> [Records for the task]:
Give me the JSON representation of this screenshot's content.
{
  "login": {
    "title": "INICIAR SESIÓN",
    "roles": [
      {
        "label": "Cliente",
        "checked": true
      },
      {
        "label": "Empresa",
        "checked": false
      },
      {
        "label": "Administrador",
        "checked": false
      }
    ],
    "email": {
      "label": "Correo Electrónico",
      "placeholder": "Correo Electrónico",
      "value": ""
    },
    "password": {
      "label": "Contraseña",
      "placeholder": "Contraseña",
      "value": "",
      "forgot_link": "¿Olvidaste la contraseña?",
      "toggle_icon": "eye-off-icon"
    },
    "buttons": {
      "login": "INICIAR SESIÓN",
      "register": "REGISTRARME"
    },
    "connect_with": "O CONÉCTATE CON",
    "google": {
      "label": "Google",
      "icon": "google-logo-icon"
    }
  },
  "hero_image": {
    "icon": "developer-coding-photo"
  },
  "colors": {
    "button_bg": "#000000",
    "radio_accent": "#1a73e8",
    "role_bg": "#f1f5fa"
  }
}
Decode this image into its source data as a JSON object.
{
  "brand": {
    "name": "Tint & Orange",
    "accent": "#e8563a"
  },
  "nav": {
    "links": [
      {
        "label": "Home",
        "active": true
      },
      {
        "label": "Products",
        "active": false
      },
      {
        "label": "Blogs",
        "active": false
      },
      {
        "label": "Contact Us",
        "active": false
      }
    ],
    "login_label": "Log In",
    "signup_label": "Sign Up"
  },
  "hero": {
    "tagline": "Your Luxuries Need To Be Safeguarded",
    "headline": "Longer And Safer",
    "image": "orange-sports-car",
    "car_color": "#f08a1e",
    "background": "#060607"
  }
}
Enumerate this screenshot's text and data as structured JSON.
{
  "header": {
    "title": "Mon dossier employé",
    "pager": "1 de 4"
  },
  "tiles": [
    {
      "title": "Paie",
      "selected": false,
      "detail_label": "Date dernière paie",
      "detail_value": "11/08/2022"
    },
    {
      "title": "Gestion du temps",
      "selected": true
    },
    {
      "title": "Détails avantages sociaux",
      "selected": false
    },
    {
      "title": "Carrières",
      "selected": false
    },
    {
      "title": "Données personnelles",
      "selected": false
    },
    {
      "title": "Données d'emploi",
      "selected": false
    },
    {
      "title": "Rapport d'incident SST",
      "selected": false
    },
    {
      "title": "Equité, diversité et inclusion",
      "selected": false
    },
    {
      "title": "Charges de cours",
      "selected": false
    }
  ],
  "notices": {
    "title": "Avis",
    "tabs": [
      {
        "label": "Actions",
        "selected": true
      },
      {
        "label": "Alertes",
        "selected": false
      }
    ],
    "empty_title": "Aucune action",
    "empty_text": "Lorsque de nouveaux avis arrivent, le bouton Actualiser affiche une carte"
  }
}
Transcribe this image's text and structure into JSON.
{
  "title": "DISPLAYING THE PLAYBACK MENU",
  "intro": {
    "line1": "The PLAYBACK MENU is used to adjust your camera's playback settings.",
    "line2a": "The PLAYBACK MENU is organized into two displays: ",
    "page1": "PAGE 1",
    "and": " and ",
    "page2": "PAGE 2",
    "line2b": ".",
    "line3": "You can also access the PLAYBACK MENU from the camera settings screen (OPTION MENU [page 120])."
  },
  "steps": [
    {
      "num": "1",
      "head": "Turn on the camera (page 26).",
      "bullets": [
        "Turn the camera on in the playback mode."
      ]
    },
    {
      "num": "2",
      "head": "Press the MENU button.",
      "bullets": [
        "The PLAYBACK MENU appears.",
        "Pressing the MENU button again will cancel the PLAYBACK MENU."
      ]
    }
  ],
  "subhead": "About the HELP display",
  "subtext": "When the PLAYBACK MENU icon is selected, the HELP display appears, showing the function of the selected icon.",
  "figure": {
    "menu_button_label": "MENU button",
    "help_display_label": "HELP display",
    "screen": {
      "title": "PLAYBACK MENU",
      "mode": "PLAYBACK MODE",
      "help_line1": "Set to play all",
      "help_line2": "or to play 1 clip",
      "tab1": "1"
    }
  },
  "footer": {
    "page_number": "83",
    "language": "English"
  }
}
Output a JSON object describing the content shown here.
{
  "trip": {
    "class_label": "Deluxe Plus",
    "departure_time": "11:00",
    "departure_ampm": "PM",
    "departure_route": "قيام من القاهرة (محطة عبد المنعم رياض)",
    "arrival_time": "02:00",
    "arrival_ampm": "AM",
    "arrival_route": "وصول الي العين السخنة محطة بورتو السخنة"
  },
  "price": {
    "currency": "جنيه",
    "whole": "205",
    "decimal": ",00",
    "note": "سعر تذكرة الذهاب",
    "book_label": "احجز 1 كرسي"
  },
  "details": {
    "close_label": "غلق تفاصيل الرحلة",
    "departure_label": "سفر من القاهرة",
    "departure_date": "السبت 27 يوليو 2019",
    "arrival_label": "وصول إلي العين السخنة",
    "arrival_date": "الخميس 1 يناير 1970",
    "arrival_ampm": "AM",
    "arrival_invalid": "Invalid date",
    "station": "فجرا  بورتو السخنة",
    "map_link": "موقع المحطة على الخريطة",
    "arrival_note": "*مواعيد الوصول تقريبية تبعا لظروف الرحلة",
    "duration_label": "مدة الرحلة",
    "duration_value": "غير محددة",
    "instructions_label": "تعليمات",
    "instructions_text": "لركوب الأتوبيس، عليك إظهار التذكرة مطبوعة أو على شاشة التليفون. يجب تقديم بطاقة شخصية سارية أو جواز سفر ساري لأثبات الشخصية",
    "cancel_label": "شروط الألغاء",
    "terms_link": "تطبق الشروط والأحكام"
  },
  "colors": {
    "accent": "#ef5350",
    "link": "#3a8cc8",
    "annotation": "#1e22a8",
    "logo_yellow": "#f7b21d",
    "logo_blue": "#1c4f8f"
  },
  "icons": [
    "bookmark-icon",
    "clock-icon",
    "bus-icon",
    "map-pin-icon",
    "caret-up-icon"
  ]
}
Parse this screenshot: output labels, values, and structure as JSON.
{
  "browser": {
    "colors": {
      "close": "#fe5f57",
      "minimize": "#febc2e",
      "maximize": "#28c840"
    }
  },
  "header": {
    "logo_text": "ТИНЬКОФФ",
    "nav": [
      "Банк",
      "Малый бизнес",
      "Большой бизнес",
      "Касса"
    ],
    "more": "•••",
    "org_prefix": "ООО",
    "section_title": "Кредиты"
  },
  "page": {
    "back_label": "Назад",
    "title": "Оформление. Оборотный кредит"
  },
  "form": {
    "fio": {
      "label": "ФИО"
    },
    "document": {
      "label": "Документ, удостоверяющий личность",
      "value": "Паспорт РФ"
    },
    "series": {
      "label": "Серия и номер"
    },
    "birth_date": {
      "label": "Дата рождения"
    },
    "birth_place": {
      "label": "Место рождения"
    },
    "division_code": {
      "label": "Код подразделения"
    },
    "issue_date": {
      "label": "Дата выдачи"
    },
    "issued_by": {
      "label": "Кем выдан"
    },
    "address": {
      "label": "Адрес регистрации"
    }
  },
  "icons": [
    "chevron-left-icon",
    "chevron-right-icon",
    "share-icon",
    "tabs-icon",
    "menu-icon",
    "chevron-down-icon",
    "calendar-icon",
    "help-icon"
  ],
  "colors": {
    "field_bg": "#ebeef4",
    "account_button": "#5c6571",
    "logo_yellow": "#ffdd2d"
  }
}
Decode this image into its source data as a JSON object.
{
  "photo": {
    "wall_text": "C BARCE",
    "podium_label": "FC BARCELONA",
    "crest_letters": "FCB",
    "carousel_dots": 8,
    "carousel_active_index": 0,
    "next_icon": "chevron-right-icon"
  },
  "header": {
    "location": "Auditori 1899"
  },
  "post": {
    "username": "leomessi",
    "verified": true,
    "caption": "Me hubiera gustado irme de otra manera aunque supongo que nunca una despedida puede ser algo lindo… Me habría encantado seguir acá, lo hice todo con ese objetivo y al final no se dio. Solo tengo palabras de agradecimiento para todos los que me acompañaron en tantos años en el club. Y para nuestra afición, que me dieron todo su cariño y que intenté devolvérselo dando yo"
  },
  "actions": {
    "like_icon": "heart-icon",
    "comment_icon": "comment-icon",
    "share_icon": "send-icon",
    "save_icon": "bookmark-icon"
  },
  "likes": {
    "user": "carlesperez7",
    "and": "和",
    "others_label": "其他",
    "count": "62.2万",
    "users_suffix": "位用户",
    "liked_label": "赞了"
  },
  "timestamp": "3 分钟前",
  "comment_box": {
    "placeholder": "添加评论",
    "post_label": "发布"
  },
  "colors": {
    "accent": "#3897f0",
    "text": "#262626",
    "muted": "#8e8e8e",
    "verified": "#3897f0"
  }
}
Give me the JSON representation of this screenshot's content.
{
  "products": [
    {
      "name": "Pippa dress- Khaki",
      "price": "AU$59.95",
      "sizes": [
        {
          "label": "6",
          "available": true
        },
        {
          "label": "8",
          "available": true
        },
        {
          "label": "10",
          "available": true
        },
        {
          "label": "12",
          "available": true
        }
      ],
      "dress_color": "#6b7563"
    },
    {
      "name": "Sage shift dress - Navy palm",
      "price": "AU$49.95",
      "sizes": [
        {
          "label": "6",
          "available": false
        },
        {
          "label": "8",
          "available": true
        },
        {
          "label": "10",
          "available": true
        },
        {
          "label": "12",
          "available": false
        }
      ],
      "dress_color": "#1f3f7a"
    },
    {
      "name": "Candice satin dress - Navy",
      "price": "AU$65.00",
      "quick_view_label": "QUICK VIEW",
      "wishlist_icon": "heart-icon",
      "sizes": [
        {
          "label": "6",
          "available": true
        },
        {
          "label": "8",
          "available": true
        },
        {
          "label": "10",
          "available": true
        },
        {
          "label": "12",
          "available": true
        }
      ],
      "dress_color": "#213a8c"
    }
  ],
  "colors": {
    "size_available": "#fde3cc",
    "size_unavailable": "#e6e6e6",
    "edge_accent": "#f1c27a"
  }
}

> [Written problem]: Go through the records and gather the lines that hold "chevron".

> [Solution to this task]:
    "chevron-left-icon",
    "chevron-right-icon",
    "chevron-down-icon",
    "next_icon": "chevron-right-icon"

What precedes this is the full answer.